### Input for this task

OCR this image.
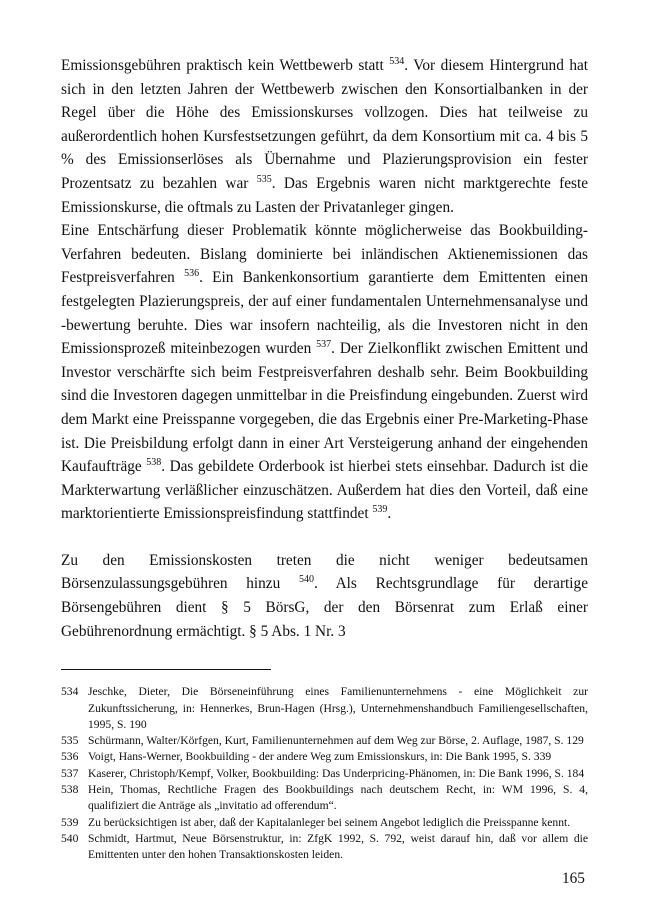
Emissionsgebühren praktisch kein Wettbewerb statt $^{534}$. Vor diesem Hintergrund hat sich in den letzten Jahren der Wettbewerb zwischen den Konsortialbanken in der Regel über die Höhe des Emissionskurses vollzogen. Dies hat teilweise zu außerordentlich hohen Kursfestsetzungen geführt, da dem Konsortium mit ca. 4 bis 5 % des Emissionserlöses als Übernahme und Plazierungsprovision ein fester Prozentsatz zu bezahlen war $^{535}$. Das Ergebnis waren nicht marktgerechte feste Emissionskurse, die oftmals zu Lasten der Privatanleger gingen.

Eine Entschärfung dieser Problematik könnte möglicherweise das Bookbuilding-Verfahren bedeuten. Bislang dominierte bei inländischen Aktienemissionen das Festpreisverfahren $^{536}$. Ein Bankenkonsortium garantierte dem Emittenten einen festgelegten Plazierungspreis, der auf einer fundamentalen Unternehmensanalyse und -bewertung beruhte. Dies war insofern nachteilig, als die Investoren nicht in den Emissionsprozeß miteinbezogen wurden $^{537}$. Der Zielkonflikt zwischen Emittent und Investor verschärfte sich beim Festpreisverfahren deshalb sehr. Beim Bookbuilding sind die Investoren dagegen unmittelbar in die Preisfindung eingebunden. Zuerst wird dem Markt eine Preisspanne vorgegeben, die das Ergebnis einer Pre-Marketing-Phase ist. Die Preisbildung erfolgt dann in einer Art Versteigerung anhand der eingehenden Kaufaufträge $^{538}$. Das gebildete Orderbook ist hierbei stets einsehbar. Dadurch ist die Markterwartung verläßlicher einzuschätzen. Außerdem hat dies den Vorteil, daß eine marktorientierte Emissionspreisfindung stattfindet $^{539}$.

Zu den Emissionskosten treten die nicht weniger bedeutsamen Börsenzulassungsgebühren hinzu $^{540}$. Als Rechtsgrundlage für derartige Börsengebühren dient § 5 BörsG, der den Börsenrat zum Erlaß einer Gebührenordnung ermächtigt. § 5 Abs. 1 Nr. 3

534 Jeschke, Dieter, Die Börseneinführung eines Familienunternehmens - eine Möglichkeit zur Zukunftssicherung, in: Hennerkes, Brun-Hagen (Hrsg.), Unternehmenshandbuch Familiengesellschaften, 1995, S. 190
535 Schürmann, Walter/Körfgen, Kurt, Familienunternehmen auf dem Weg zur Börse, 2. Auflage, 1987, S. 129
536 Voigt, Hans-Werner, Bookbuilding - der andere Weg zum Emissionskurs, in: Die Bank 1995, S. 339
537 Kaserer, Christoph/Kempf, Volker, Bookbuilding: Das Underpricing-Phänomen, in: Die Bank 1996, S. 184
538 Hein, Thomas, Rechtliche Fragen des Bookbuildings nach deutschem Recht, in: WM 1996, S. 4, qualifiziert die Anträge als „invitatio ad offerendum“.
539 Zu berücksichtigen ist aber, daß der Kapitalanleger bei seinem Angebot lediglich die Preisspanne kennt.
540 Schmidt, Hartmut, Neue Börsenstruktur, in: ZfgK 1992, S. 792, weist darauf hin, daß vor allem die Emittenten unter den hohen Transaktionskosten leiden.
165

######

§ Directions for this task
Can you restate all the records above word for word while dropping the pictures?

§ Solution to this problem
OCR this image.
Emissionsgebühren praktisch kein Wettbewerb statt $^{534}$. Vor diesem Hintergrund hat sich in den letzten Jahren der Wettbewerb zwischen den Konsortialbanken in der Regel über die Höhe des Emissionskurses vollzogen. Dies hat teilweise zu außerordentlich hohen Kursfestsetzungen geführt, da dem Konsortium mit ca. 4 bis 5 % des Emissionserlöses als Übernahme und Plazierungsprovision ein fester Prozentsatz zu bezahlen war $^{535}$. Das Ergebnis waren nicht marktgerechte feste Emissionskurse, die oftmals zu Lasten der Privatanleger gingen.

Eine Entschärfung dieser Problematik könnte möglicherweise das Bookbuilding-Verfahren bedeuten. Bislang dominierte bei inländischen Aktienemissionen das Festpreisverfahren $^{536}$. Ein Bankenkonsortium garantierte dem Emittenten einen festgelegten Plazierungspreis, der auf einer fundamentalen Unternehmensanalyse und -bewertung beruhte. Dies war insofern nachteilig, als die Investoren nicht in den Emissionsprozeß miteinbezogen wurden $^{537}$. Der Zielkonflikt zwischen Emittent und Investor verschärfte sich beim Festpreisverfahren deshalb sehr. Beim Bookbuilding sind die Investoren dagegen unmittelbar in die Preisfindung eingebunden. Zuerst wird dem Markt eine Preisspanne vorgegeben, die das Ergebnis einer Pre-Marketing-Phase ist. Die Preisbildung erfolgt dann in einer Art Versteigerung anhand der eingehenden Kaufaufträge $^{538}$. Das gebildete Orderbook ist hierbei stets einsehbar. Dadurch ist die Markterwartung verläßlicher einzuschätzen. Außerdem hat dies den Vorteil, daß eine marktorientierte Emissionspreisfindung stattfindet $^{539}$.

Zu den Emissionskosten treten die nicht weniger bedeutsamen Börsenzulassungsgebühren hinzu $^{540}$. Als Rechtsgrundlage für derartige Börsengebühren dient § 5 BörsG, der den Börsenrat zum Erlaß einer Gebührenordnung ermächtigt. § 5 Abs. 1 Nr. 3

534 Jeschke, Dieter, Die Börseneinführung eines Familienunternehmens - eine Möglichkeit zur Zukunftssicherung, in: Hennerkes, Brun-Hagen (Hrsg.), Unternehmenshandbuch Familiengesellschaften, 1995, S. 190
535 Schürmann, Walter/Körfgen, Kurt, Familienunternehmen auf dem Weg zur Börse, 2. Auflage, 1987, S. 129
536 Voigt, Hans-Werner, Bookbuilding - der andere Weg zum Emissionskurs, in: Die Bank 1995, S. 339
537 Kaserer, Christoph/Kempf, Volker, Bookbuilding: Das Underpricing-Phänomen, in: Die Bank 1996, S. 184
538 Hein, Thomas, Rechtliche Fragen des Bookbuildings nach deutschem Recht, in: WM 1996, S. 4, qualifiziert die Anträge als „invitatio ad offerendum“.
539 Zu berücksichtigen ist aber, daß der Kapitalanleger bei seinem Angebot lediglich die Preisspanne kennt.
540 Schmidt, Hartmut, Neue Börsenstruktur, in: ZfgK 1992, S. 792, weist darauf hin, daß vor allem die Emittenten unter den hohen Transaktionskosten leiden.
165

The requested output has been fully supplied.